◆ Dataset records
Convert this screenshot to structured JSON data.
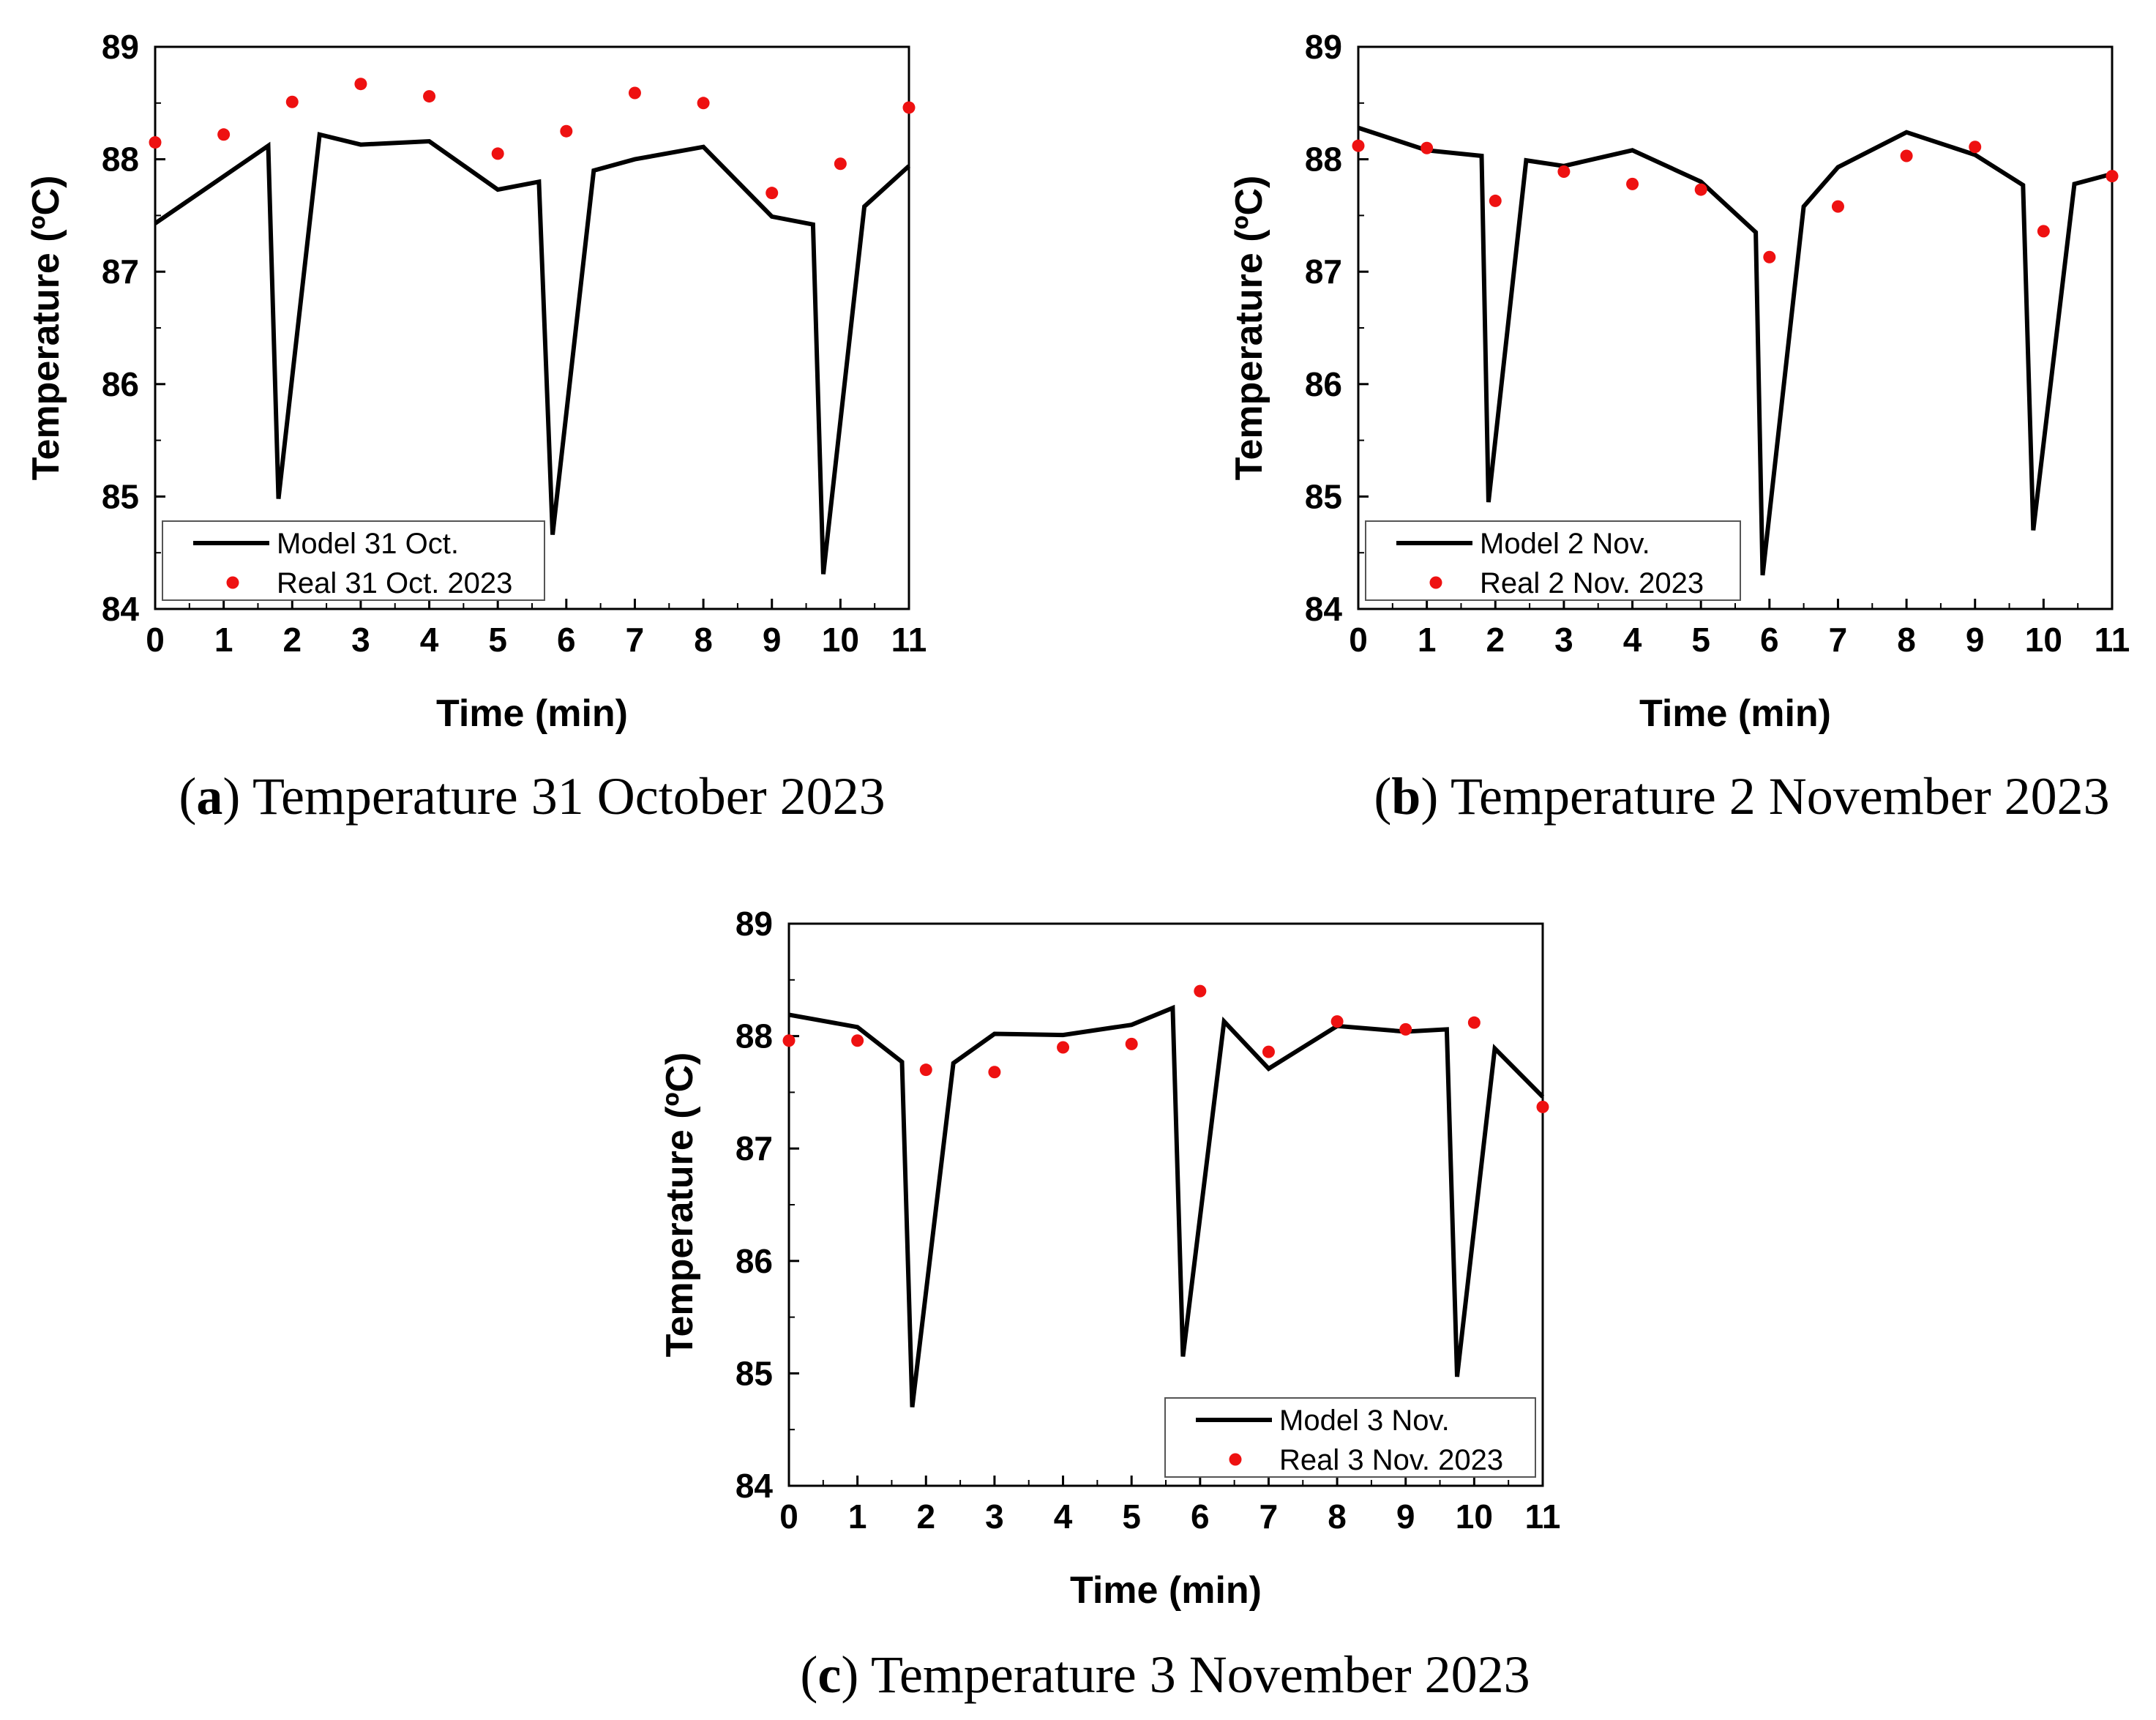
{
  "chart_data": [
    {
      "type": "line",
      "panel": "a",
      "caption_letter": "a",
      "caption_text": "Temperature 31 October 2023",
      "xlabel": "Time (min)",
      "ylabel": "Temperature (ºC)",
      "xlim": [
        0,
        11
      ],
      "ylim": [
        84,
        89
      ],
      "xticks": [
        0,
        1,
        2,
        3,
        4,
        5,
        6,
        7,
        8,
        9,
        10,
        11
      ],
      "yticks": [
        84,
        85,
        86,
        87,
        88,
        89
      ],
      "legend_position": "bottom-left",
      "series": [
        {
          "name": "Model 31 Oct.",
          "kind": "line",
          "color": "#000000",
          "x": [
            0,
            1.65,
            1.8,
            2.4,
            3.0,
            4.0,
            5.0,
            5.6,
            5.8,
            6.4,
            7.0,
            8.0,
            9.0,
            9.6,
            9.75,
            10.35,
            11
          ],
          "y": [
            87.43,
            88.12,
            84.98,
            88.22,
            88.13,
            88.16,
            87.73,
            87.8,
            84.66,
            87.9,
            88.0,
            88.11,
            87.49,
            87.42,
            84.31,
            87.58,
            87.94
          ]
        },
        {
          "name": "Real 31 Oct. 2023",
          "kind": "scatter",
          "color": "#ee1111",
          "x": [
            0,
            1,
            2,
            3,
            4,
            5,
            6,
            7,
            8,
            9,
            10,
            11
          ],
          "y": [
            88.15,
            88.22,
            88.51,
            88.67,
            88.56,
            88.05,
            88.25,
            88.59,
            88.5,
            87.7,
            87.96,
            88.46
          ]
        }
      ]
    },
    {
      "type": "line",
      "panel": "b",
      "caption_letter": "b",
      "caption_text": "Temperature 2 November 2023",
      "xlabel": "Time (min)",
      "ylabel": "Temperature (ºC)",
      "xlim": [
        0,
        11
      ],
      "ylim": [
        84,
        89
      ],
      "xticks": [
        0,
        1,
        2,
        3,
        4,
        5,
        6,
        7,
        8,
        9,
        10,
        11
      ],
      "yticks": [
        84,
        85,
        86,
        87,
        88,
        89
      ],
      "legend_position": "bottom-left",
      "series": [
        {
          "name": "Model 2 Nov.",
          "kind": "line",
          "color": "#000000",
          "x": [
            0,
            1.0,
            1.8,
            1.9,
            2.45,
            3.0,
            4.0,
            5.0,
            5.8,
            5.9,
            6.5,
            7.0,
            8.0,
            9.0,
            9.7,
            9.85,
            10.45,
            11
          ],
          "y": [
            88.28,
            88.08,
            88.03,
            84.95,
            87.99,
            87.94,
            88.08,
            87.8,
            87.35,
            84.3,
            87.58,
            87.93,
            88.24,
            88.04,
            87.77,
            84.7,
            87.78,
            87.87
          ]
        },
        {
          "name": "Real 2 Nov. 2023",
          "kind": "scatter",
          "color": "#ee1111",
          "x": [
            0,
            1,
            2,
            3,
            4,
            5,
            6,
            7,
            8,
            9,
            10,
            11
          ],
          "y": [
            88.12,
            88.1,
            87.63,
            87.89,
            87.78,
            87.73,
            87.13,
            87.58,
            88.03,
            88.11,
            87.36,
            87.85
          ]
        }
      ]
    },
    {
      "type": "line",
      "panel": "c",
      "caption_letter": "c",
      "caption_text": "Temperature 3 November 2023",
      "xlabel": "Time (min)",
      "ylabel": "Temperature (ºC)",
      "xlim": [
        0,
        11
      ],
      "ylim": [
        84,
        89
      ],
      "xticks": [
        0,
        1,
        2,
        3,
        4,
        5,
        6,
        7,
        8,
        9,
        10,
        11
      ],
      "yticks": [
        84,
        85,
        86,
        87,
        88,
        89
      ],
      "legend_position": "bottom-right",
      "series": [
        {
          "name": "Model 3 Nov.",
          "kind": "line",
          "color": "#000000",
          "x": [
            0,
            1.0,
            1.65,
            1.8,
            2.4,
            3.0,
            4.0,
            5.0,
            5.6,
            5.75,
            6.35,
            7.0,
            8.0,
            9.0,
            9.6,
            9.75,
            10.3,
            11
          ],
          "y": [
            88.19,
            88.08,
            87.77,
            84.7,
            87.76,
            88.02,
            88.01,
            88.1,
            88.25,
            85.15,
            88.13,
            87.71,
            88.09,
            88.04,
            88.06,
            84.97,
            87.89,
            87.46
          ]
        },
        {
          "name": "Real 3 Nov. 2023",
          "kind": "scatter",
          "color": "#ee1111",
          "x": [
            0,
            1,
            2,
            3,
            4,
            5,
            6,
            7,
            8,
            9,
            10,
            11
          ],
          "y": [
            87.96,
            87.96,
            87.7,
            87.68,
            87.9,
            87.93,
            88.4,
            87.86,
            88.13,
            88.06,
            88.12,
            87.37
          ]
        }
      ]
    }
  ]
}
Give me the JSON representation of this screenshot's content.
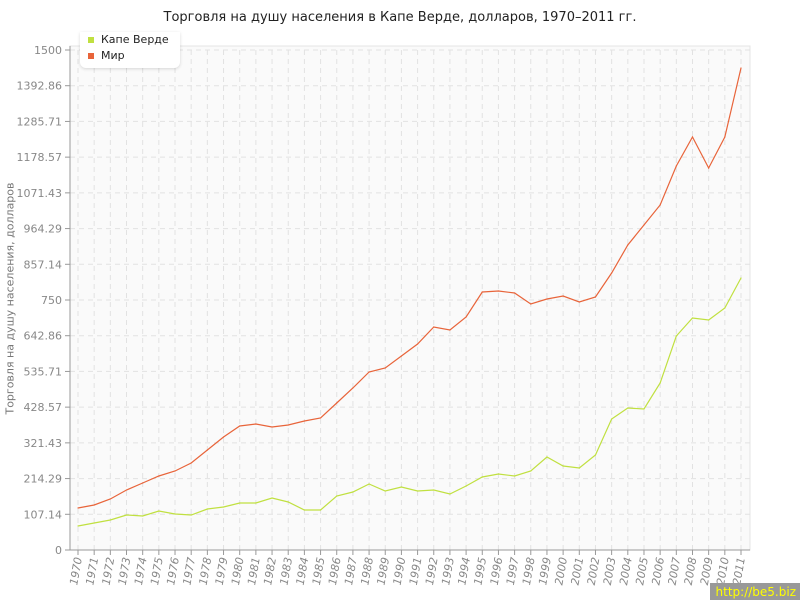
{
  "chart_data": {
    "type": "line",
    "title": "Торговля на душу населения в Капе Верде, долларов, 1970–2011 гг.",
    "ylabel": "Торговля на душу населения, долларов",
    "xlabel": "",
    "ylim": [
      0,
      1500
    ],
    "yticks": [
      "0",
      "107.14",
      "214.29",
      "321.43",
      "428.57",
      "535.71",
      "642.86",
      "750",
      "857.14",
      "964.29",
      "1071.43",
      "1178.57",
      "1285.71",
      "1392.86",
      "1500"
    ],
    "grid": true,
    "legend": "top-left",
    "x": [
      1970,
      1971,
      1972,
      1973,
      1974,
      1975,
      1976,
      1977,
      1978,
      1979,
      1980,
      1981,
      1982,
      1983,
      1984,
      1985,
      1986,
      1987,
      1988,
      1989,
      1990,
      1991,
      1992,
      1993,
      1994,
      1995,
      1996,
      1997,
      1998,
      1999,
      2000,
      2001,
      2002,
      2003,
      2004,
      2005,
      2006,
      2007,
      2008,
      2009,
      2010,
      2011
    ],
    "series": [
      {
        "name": "Капе Верде",
        "color": "#c0e040",
        "values": [
          72,
          81,
          90,
          105,
          102,
          117,
          108,
          105,
          123,
          129,
          141,
          141,
          156,
          144,
          120,
          120,
          162,
          174,
          198,
          177,
          189,
          177,
          180,
          168,
          192,
          219,
          228,
          222,
          237,
          279,
          252,
          246,
          285,
          393,
          426,
          423,
          501,
          642,
          696,
          690,
          726,
          816
        ]
      },
      {
        "name": "Мир",
        "color": "#e8643a",
        "values": [
          126,
          135,
          153,
          180,
          201,
          222,
          237,
          261,
          300,
          339,
          372,
          378,
          369,
          375,
          387,
          396,
          441,
          486,
          534,
          546,
          582,
          618,
          669,
          660,
          699,
          774,
          777,
          771,
          738,
          753,
          762,
          744,
          759,
          831,
          915,
          975,
          1035,
          1152,
          1239,
          1146,
          1239,
          1446
        ]
      }
    ]
  },
  "watermark": "http://be5.biz"
}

◆ Stated task
Each entry above is to be written out again unchanged, apart from the pictures, which are left out.

◆ Correct output
Convert this screenshot to structured JSON data.
{
  "chart_data": [
    {
      "type": "line",
      "panel": "a",
      "caption_letter": "a",
      "caption_text": "Temperature 31 October 2023",
      "xlabel": "Time (min)",
      "ylabel": "Temperature (ºC)",
      "xlim": [
        0,
        11
      ],
      "ylim": [
        84,
        89
      ],
      "xticks": [
        0,
        1,
        2,
        3,
        4,
        5,
        6,
        7,
        8,
        9,
        10,
        11
      ],
      "yticks": [
        84,
        85,
        86,
        87,
        88,
        89
      ],
      "legend_position": "bottom-left",
      "series": [
        {
          "name": "Model 31 Oct.",
          "kind": "line",
          "color": "#000000",
          "x": [
            0,
            1.65,
            1.8,
            2.4,
            3.0,
            4.0,
            5.0,
            5.6,
            5.8,
            6.4,
            7.0,
            8.0,
            9.0,
            9.6,
            9.75,
            10.35,
            11
          ],
          "y": [
            87.43,
            88.12,
            84.98,
            88.22,
            88.13,
            88.16,
            87.73,
            87.8,
            84.66,
            87.9,
            88.0,
            88.11,
            87.49,
            87.42,
            84.31,
            87.58,
            87.94
          ]
        },
        {
          "name": "Real 31 Oct. 2023",
          "kind": "scatter",
          "color": "#ee1111",
          "x": [
            0,
            1,
            2,
            3,
            4,
            5,
            6,
            7,
            8,
            9,
            10,
            11
          ],
          "y": [
            88.15,
            88.22,
            88.51,
            88.67,
            88.56,
            88.05,
            88.25,
            88.59,
            88.5,
            87.7,
            87.96,
            88.46
          ]
        }
      ]
    },
    {
      "type": "line",
      "panel": "b",
      "caption_letter": "b",
      "caption_text": "Temperature 2 November 2023",
      "xlabel": "Time (min)",
      "ylabel": "Temperature (ºC)",
      "xlim": [
        0,
        11
      ],
      "ylim": [
        84,
        89
      ],
      "xticks": [
        0,
        1,
        2,
        3,
        4,
        5,
        6,
        7,
        8,
        9,
        10,
        11
      ],
      "yticks": [
        84,
        85,
        86,
        87,
        88,
        89
      ],
      "legend_position": "bottom-left",
      "series": [
        {
          "name": "Model 2 Nov.",
          "kind": "line",
          "color": "#000000",
          "x": [
            0,
            1.0,
            1.8,
            1.9,
            2.45,
            3.0,
            4.0,
            5.0,
            5.8,
            5.9,
            6.5,
            7.0,
            8.0,
            9.0,
            9.7,
            9.85,
            10.45,
            11
          ],
          "y": [
            88.28,
            88.08,
            88.03,
            84.95,
            87.99,
            87.94,
            88.08,
            87.8,
            87.35,
            84.3,
            87.58,
            87.93,
            88.24,
            88.04,
            87.77,
            84.7,
            87.78,
            87.87
          ]
        },
        {
          "name": "Real 2 Nov. 2023",
          "kind": "scatter",
          "color": "#ee1111",
          "x": [
            0,
            1,
            2,
            3,
            4,
            5,
            6,
            7,
            8,
            9,
            10,
            11
          ],
          "y": [
            88.12,
            88.1,
            87.63,
            87.89,
            87.78,
            87.73,
            87.13,
            87.58,
            88.03,
            88.11,
            87.36,
            87.85
          ]
        }
      ]
    },
    {
      "type": "line",
      "panel": "c",
      "caption_letter": "c",
      "caption_text": "Temperature 3 November 2023",
      "xlabel": "Time (min)",
      "ylabel": "Temperature (ºC)",
      "xlim": [
        0,
        11
      ],
      "ylim": [
        84,
        89
      ],
      "xticks": [
        0,
        1,
        2,
        3,
        4,
        5,
        6,
        7,
        8,
        9,
        10,
        11
      ],
      "yticks": [
        84,
        85,
        86,
        87,
        88,
        89
      ],
      "legend_position": "bottom-right",
      "series": [
        {
          "name": "Model 3 Nov.",
          "kind": "line",
          "color": "#000000",
          "x": [
            0,
            1.0,
            1.65,
            1.8,
            2.4,
            3.0,
            4.0,
            5.0,
            5.6,
            5.75,
            6.35,
            7.0,
            8.0,
            9.0,
            9.6,
            9.75,
            10.3,
            11
          ],
          "y": [
            88.19,
            88.08,
            87.77,
            84.7,
            87.76,
            88.02,
            88.01,
            88.1,
            88.25,
            85.15,
            88.13,
            87.71,
            88.09,
            88.04,
            88.06,
            84.97,
            87.89,
            87.46
          ]
        },
        {
          "name": "Real 3 Nov. 2023",
          "kind": "scatter",
          "color": "#ee1111",
          "x": [
            0,
            1,
            2,
            3,
            4,
            5,
            6,
            7,
            8,
            9,
            10,
            11
          ],
          "y": [
            87.96,
            87.96,
            87.7,
            87.68,
            87.9,
            87.93,
            88.4,
            87.86,
            88.13,
            88.06,
            88.12,
            87.37
          ]
        }
      ]
    }
  ]
}
Give me the JSON representation of this screenshot's content.
{
  "chart_data": {
    "type": "line",
    "title": "Торговля на душу населения в Капе Верде, долларов, 1970–2011 гг.",
    "ylabel": "Торговля на душу населения, долларов",
    "xlabel": "",
    "ylim": [
      0,
      1500
    ],
    "yticks": [
      "0",
      "107.14",
      "214.29",
      "321.43",
      "428.57",
      "535.71",
      "642.86",
      "750",
      "857.14",
      "964.29",
      "1071.43",
      "1178.57",
      "1285.71",
      "1392.86",
      "1500"
    ],
    "grid": true,
    "legend": "top-left",
    "x": [
      1970,
      1971,
      1972,
      1973,
      1974,
      1975,
      1976,
      1977,
      1978,
      1979,
      1980,
      1981,
      1982,
      1983,
      1984,
      1985,
      1986,
      1987,
      1988,
      1989,
      1990,
      1991,
      1992,
      1993,
      1994,
      1995,
      1996,
      1997,
      1998,
      1999,
      2000,
      2001,
      2002,
      2003,
      2004,
      2005,
      2006,
      2007,
      2008,
      2009,
      2010,
      2011
    ],
    "series": [
      {
        "name": "Капе Верде",
        "color": "#c0e040",
        "values": [
          72,
          81,
          90,
          105,
          102,
          117,
          108,
          105,
          123,
          129,
          141,
          141,
          156,
          144,
          120,
          120,
          162,
          174,
          198,
          177,
          189,
          177,
          180,
          168,
          192,
          219,
          228,
          222,
          237,
          279,
          252,
          246,
          285,
          393,
          426,
          423,
          501,
          642,
          696,
          690,
          726,
          816
        ]
      },
      {
        "name": "Мир",
        "color": "#e8643a",
        "values": [
          126,
          135,
          153,
          180,
          201,
          222,
          237,
          261,
          300,
          339,
          372,
          378,
          369,
          375,
          387,
          396,
          441,
          486,
          534,
          546,
          582,
          618,
          669,
          660,
          699,
          774,
          777,
          771,
          738,
          753,
          762,
          744,
          759,
          831,
          915,
          975,
          1035,
          1152,
          1239,
          1146,
          1239,
          1446
        ]
      }
    ]
  },
  "watermark": "http://be5.biz"
}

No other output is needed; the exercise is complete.